Description of the task> Using the records below, locate all lines containing "heading" and return them.

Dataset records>

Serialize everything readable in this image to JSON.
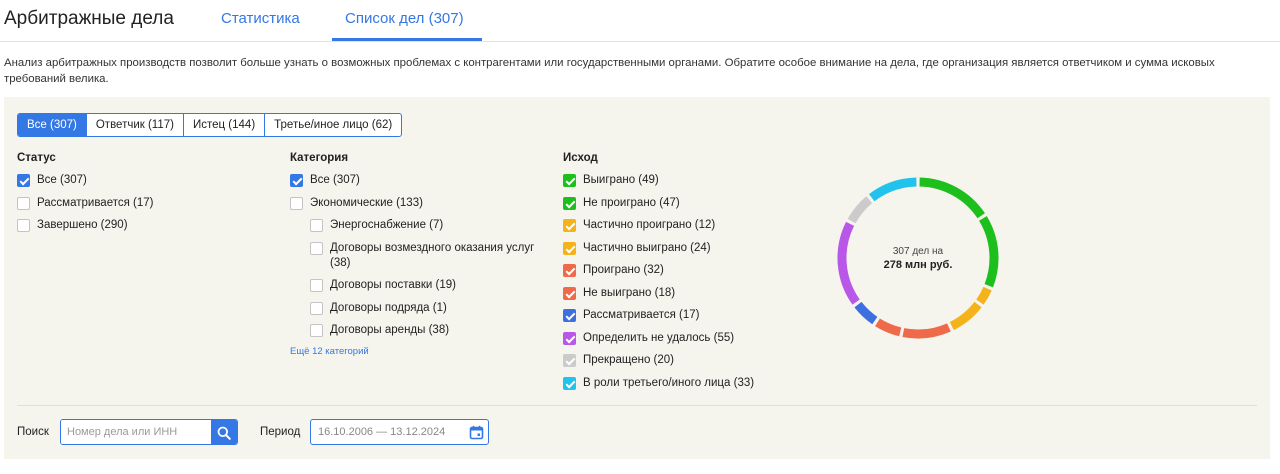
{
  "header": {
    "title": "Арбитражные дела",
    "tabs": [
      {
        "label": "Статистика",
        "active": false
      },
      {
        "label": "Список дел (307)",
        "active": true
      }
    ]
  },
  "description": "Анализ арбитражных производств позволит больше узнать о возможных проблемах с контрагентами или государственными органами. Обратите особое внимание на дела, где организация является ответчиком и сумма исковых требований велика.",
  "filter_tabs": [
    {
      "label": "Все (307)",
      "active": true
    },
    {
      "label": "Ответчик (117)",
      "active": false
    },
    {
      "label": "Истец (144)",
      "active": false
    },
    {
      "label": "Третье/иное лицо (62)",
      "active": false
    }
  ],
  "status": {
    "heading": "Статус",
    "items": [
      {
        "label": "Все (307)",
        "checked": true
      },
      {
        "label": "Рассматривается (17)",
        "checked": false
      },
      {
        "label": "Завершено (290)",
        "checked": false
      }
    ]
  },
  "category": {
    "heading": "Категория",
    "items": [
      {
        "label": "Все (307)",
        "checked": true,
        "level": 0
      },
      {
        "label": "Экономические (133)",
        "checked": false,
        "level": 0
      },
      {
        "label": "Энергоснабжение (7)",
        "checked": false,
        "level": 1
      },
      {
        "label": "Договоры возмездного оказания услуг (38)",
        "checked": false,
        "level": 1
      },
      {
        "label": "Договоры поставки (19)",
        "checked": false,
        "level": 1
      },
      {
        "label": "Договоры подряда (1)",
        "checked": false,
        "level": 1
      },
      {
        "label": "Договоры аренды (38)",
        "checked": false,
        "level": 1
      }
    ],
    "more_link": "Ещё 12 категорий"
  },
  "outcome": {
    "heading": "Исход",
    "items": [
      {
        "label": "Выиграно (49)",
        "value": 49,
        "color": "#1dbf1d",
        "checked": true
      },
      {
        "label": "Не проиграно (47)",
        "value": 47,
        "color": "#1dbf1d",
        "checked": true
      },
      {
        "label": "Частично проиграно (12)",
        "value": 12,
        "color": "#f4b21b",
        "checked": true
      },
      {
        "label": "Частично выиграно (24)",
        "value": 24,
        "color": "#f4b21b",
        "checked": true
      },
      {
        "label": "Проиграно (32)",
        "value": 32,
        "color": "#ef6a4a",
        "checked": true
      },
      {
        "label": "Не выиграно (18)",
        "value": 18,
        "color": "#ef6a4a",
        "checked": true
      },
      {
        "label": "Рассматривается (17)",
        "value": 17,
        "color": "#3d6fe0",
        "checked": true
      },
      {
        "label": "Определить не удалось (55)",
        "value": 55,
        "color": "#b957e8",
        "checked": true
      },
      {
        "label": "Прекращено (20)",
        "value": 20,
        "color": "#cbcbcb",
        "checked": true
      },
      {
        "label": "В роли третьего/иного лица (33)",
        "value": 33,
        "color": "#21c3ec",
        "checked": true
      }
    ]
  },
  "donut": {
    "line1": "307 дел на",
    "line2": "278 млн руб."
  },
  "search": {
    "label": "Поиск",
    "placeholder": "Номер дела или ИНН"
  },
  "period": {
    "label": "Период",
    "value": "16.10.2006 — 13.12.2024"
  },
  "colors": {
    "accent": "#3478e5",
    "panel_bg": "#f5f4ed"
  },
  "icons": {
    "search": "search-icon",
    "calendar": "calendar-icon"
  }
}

Solution to this problem>
    "heading": "Статус",
    "heading": "Категория",
    "heading": "Исход",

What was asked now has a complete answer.